- **Given request**
Start with the line containing "What data populates" and write out each line through the end of the listing, exactly as given.
----- Records to process
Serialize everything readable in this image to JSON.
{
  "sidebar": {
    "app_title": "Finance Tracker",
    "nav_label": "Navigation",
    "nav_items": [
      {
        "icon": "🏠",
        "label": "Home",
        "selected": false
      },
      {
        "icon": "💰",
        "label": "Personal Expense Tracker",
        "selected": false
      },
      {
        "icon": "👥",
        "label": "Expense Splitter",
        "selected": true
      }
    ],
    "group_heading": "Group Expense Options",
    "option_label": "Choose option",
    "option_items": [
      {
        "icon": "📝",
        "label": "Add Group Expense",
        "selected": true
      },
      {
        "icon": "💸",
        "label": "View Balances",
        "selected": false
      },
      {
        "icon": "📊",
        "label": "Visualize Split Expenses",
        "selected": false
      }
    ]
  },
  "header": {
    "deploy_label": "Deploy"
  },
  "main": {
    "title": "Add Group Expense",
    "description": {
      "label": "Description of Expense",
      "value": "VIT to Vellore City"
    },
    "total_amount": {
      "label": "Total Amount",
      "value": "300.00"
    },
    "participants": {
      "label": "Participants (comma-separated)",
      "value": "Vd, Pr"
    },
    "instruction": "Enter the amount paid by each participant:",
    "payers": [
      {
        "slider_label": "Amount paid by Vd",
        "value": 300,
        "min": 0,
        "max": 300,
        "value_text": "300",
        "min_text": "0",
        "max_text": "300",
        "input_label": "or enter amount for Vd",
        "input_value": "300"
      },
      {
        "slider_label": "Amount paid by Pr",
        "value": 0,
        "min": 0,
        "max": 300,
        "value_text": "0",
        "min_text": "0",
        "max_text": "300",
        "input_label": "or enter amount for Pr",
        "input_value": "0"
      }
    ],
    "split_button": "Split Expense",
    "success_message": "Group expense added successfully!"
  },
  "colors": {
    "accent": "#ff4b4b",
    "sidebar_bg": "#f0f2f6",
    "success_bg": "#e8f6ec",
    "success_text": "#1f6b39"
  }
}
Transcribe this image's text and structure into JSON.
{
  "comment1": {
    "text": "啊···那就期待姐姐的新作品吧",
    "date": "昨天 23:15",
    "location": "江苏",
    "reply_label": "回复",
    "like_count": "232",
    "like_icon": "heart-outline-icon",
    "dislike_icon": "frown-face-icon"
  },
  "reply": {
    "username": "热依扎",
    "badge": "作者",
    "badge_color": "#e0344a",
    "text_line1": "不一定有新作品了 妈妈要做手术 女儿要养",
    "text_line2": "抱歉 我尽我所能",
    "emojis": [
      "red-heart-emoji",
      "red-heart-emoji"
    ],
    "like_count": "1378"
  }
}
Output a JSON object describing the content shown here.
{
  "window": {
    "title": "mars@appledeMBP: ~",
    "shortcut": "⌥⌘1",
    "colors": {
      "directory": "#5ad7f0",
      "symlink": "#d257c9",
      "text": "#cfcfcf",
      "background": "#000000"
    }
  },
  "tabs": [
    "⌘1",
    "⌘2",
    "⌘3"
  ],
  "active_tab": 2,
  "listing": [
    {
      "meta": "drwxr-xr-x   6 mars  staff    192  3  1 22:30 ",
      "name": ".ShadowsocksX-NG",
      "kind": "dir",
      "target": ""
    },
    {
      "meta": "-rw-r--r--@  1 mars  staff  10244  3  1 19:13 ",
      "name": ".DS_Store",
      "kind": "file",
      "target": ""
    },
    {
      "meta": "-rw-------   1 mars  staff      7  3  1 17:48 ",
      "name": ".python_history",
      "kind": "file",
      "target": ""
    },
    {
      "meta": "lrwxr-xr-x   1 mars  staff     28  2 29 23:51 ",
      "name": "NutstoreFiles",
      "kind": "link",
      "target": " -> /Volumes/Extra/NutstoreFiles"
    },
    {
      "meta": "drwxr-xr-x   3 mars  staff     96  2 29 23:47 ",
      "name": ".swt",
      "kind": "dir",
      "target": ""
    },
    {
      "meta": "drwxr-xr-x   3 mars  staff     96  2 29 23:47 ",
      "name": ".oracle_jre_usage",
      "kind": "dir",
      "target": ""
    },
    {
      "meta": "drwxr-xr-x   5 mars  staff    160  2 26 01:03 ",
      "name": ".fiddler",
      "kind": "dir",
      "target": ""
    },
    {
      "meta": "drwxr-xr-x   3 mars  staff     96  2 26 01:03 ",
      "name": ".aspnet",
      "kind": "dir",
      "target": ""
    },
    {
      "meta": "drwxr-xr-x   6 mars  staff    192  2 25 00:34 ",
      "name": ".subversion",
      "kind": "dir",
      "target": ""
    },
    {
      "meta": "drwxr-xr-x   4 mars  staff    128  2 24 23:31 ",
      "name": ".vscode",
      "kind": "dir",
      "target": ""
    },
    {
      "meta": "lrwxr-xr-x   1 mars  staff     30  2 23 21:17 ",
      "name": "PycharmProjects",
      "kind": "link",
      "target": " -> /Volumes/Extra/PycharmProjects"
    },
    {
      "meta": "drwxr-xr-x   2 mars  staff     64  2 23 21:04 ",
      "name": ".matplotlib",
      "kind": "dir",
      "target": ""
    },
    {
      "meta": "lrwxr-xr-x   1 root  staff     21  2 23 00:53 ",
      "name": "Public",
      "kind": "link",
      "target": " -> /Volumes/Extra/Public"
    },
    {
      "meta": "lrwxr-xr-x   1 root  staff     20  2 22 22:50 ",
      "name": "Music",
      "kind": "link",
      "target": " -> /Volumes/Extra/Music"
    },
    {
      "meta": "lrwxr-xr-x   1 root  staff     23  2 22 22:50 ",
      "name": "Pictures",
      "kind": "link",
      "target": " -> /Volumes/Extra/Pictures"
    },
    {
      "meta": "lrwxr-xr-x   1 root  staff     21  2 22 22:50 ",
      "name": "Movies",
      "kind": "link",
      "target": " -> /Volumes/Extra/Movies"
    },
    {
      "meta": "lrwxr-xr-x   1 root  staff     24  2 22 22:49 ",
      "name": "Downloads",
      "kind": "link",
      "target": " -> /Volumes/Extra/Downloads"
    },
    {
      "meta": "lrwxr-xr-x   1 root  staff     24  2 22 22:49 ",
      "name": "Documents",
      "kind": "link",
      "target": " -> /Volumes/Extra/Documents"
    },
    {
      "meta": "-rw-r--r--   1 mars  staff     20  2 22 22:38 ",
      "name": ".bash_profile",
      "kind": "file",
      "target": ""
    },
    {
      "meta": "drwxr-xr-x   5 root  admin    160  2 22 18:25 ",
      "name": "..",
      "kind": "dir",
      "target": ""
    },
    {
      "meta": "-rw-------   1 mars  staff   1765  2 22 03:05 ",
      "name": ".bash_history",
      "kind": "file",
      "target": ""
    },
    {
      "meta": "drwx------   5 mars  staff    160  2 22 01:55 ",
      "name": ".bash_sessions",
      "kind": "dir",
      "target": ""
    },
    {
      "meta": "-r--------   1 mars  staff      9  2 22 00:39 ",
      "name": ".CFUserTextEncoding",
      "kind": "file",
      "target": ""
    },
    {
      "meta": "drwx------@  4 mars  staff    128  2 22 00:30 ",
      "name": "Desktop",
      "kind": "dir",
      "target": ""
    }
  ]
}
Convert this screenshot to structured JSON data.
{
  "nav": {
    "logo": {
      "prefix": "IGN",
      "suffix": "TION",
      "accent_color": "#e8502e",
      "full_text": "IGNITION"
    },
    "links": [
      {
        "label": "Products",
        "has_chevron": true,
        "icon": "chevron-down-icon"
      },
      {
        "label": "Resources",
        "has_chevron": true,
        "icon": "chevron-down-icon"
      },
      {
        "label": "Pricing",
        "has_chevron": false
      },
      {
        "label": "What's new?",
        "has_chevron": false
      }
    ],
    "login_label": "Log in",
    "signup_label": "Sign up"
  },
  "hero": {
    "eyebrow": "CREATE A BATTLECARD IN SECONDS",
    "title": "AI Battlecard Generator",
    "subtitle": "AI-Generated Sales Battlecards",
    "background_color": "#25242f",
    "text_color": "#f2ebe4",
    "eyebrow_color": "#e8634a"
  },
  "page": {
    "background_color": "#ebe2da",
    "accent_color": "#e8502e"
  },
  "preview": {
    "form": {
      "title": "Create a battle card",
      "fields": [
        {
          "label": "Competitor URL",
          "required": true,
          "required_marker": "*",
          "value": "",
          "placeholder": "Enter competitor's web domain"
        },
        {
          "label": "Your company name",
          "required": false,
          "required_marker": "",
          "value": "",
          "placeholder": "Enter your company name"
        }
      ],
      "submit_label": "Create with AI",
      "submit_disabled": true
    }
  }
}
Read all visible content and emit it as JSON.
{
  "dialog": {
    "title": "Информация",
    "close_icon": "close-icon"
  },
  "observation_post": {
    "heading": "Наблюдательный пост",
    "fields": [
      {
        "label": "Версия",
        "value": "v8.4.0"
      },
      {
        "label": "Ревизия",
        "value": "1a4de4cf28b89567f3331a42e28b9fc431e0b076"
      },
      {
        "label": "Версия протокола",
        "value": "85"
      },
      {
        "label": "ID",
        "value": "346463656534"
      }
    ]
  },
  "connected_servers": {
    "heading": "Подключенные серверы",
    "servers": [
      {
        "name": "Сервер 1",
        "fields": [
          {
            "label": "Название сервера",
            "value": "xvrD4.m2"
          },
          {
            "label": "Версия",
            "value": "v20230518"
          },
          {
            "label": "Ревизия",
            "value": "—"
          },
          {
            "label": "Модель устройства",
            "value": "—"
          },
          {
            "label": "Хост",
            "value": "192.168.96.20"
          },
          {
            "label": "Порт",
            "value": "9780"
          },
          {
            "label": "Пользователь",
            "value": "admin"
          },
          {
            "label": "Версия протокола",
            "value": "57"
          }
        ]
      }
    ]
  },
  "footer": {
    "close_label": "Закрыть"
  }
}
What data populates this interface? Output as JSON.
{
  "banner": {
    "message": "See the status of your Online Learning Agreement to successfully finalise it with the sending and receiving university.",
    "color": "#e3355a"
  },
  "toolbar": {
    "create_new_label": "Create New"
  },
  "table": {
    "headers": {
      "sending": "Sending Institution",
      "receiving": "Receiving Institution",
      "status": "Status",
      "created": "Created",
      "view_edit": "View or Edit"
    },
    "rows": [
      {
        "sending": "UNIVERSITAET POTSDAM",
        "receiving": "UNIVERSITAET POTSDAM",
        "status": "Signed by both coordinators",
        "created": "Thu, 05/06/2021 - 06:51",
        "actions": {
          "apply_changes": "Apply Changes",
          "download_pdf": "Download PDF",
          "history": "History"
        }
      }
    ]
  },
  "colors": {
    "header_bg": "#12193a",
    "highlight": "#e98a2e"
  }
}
----------
- **Response**
What data populates this interface? Output as JSON.
{
  "banner": {
    "message": "See the status of your Online Learning Agreement to successfully finalise it with the sending and receiving university.",
    "color": "#e3355a"
  },
  "toolbar": {
    "create_new_label": "Create New"
  },
  "table": {
    "headers": {
      "sending": "Sending Institution",
      "receiving": "Receiving Institution",
      "status": "Status",
      "created": "Created",
      "view_edit": "View or Edit"
    },
    "rows": [
      {
        "sending": "UNIVERSITAET POTSDAM",
        "receiving": "UNIVERSITAET POTSDAM",
        "status": "Signed by both coordinators",
        "created": "Thu, 05/06/2021 - 06:51",
        "actions": {
          "apply_changes": "Apply Changes",
          "download_pdf": "Download PDF",
          "history": "History"
        }
      }
    ]
  },
  "colors": {
    "header_bg": "#12193a",
    "highlight": "#e98a2e"
  }
}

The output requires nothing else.